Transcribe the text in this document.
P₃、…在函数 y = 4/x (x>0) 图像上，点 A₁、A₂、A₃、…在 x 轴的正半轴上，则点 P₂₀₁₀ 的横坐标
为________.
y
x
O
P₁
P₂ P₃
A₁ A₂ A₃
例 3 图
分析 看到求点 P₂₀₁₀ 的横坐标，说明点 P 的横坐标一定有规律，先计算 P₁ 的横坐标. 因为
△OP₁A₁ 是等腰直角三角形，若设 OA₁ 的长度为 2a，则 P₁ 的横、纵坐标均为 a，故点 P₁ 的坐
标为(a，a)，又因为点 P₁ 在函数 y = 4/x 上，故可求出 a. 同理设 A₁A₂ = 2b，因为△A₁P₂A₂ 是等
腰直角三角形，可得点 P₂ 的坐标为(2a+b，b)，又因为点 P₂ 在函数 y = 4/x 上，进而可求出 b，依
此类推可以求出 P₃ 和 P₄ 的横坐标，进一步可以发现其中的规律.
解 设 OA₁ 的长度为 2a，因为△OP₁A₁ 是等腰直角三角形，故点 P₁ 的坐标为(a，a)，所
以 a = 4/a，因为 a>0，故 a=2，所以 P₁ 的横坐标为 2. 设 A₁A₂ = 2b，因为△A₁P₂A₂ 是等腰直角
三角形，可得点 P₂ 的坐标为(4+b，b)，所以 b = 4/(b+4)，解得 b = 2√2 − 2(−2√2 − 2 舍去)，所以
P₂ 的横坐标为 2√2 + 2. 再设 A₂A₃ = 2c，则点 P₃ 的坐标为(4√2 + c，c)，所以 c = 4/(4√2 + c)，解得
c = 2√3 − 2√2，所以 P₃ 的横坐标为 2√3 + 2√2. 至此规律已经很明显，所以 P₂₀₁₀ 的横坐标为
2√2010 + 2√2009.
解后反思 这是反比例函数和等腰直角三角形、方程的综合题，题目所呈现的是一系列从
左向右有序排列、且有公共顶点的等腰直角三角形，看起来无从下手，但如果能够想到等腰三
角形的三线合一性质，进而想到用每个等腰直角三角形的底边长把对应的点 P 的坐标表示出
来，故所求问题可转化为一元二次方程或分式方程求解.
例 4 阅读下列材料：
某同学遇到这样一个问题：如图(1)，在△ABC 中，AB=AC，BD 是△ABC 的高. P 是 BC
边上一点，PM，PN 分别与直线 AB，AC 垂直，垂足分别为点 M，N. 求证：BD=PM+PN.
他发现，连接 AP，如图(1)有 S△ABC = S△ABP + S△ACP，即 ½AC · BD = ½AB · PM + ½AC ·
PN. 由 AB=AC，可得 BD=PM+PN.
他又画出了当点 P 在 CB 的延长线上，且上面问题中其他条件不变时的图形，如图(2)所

## Goal of the exercise:
The records above must be output exactly, in full.

## Result of this exercise:
Transcribe the text in this document.
P₃、…在函数 y = 4/x (x>0) 图像上，点 A₁、A₂、A₃、…在 x 轴的正半轴上，则点 P₂₀₁₀ 的横坐标
为________.
y
x
O
P₁
P₂ P₃
A₁ A₂ A₃
例 3 图
分析 看到求点 P₂₀₁₀ 的横坐标，说明点 P 的横坐标一定有规律，先计算 P₁ 的横坐标. 因为
△OP₁A₁ 是等腰直角三角形，若设 OA₁ 的长度为 2a，则 P₁ 的横、纵坐标均为 a，故点 P₁ 的坐
标为(a，a)，又因为点 P₁ 在函数 y = 4/x 上，故可求出 a. 同理设 A₁A₂ = 2b，因为△A₁P₂A₂ 是等
腰直角三角形，可得点 P₂ 的坐标为(2a+b，b)，又因为点 P₂ 在函数 y = 4/x 上，进而可求出 b，依
此类推可以求出 P₃ 和 P₄ 的横坐标，进一步可以发现其中的规律.
解 设 OA₁ 的长度为 2a，因为△OP₁A₁ 是等腰直角三角形，故点 P₁ 的坐标为(a，a)，所
以 a = 4/a，因为 a>0，故 a=2，所以 P₁ 的横坐标为 2. 设 A₁A₂ = 2b，因为△A₁P₂A₂ 是等腰直角
三角形，可得点 P₂ 的坐标为(4+b，b)，所以 b = 4/(b+4)，解得 b = 2√2 − 2(−2√2 − 2 舍去)，所以
P₂ 的横坐标为 2√2 + 2. 再设 A₂A₃ = 2c，则点 P₃ 的坐标为(4√2 + c，c)，所以 c = 4/(4√2 + c)，解得
c = 2√3 − 2√2，所以 P₃ 的横坐标为 2√3 + 2√2. 至此规律已经很明显，所以 P₂₀₁₀ 的横坐标为
2√2010 + 2√2009.
解后反思 这是反比例函数和等腰直角三角形、方程的综合题，题目所呈现的是一系列从
左向右有序排列、且有公共顶点的等腰直角三角形，看起来无从下手，但如果能够想到等腰三
角形的三线合一性质，进而想到用每个等腰直角三角形的底边长把对应的点 P 的坐标表示出
来，故所求问题可转化为一元二次方程或分式方程求解.
例 4 阅读下列材料：
某同学遇到这样一个问题：如图(1)，在△ABC 中，AB=AC，BD 是△ABC 的高. P 是 BC
边上一点，PM，PN 分别与直线 AB，AC 垂直，垂足分别为点 M，N. 求证：BD=PM+PN.
他发现，连接 AP，如图(1)有 S△ABC = S△ABP + S△ACP，即 ½AC · BD = ½AB · PM + ½AC ·
PN. 由 AB=AC，可得 BD=PM+PN.
他又画出了当点 P 在 CB 的延长线上，且上面问题中其他条件不变时的图形，如图(2)所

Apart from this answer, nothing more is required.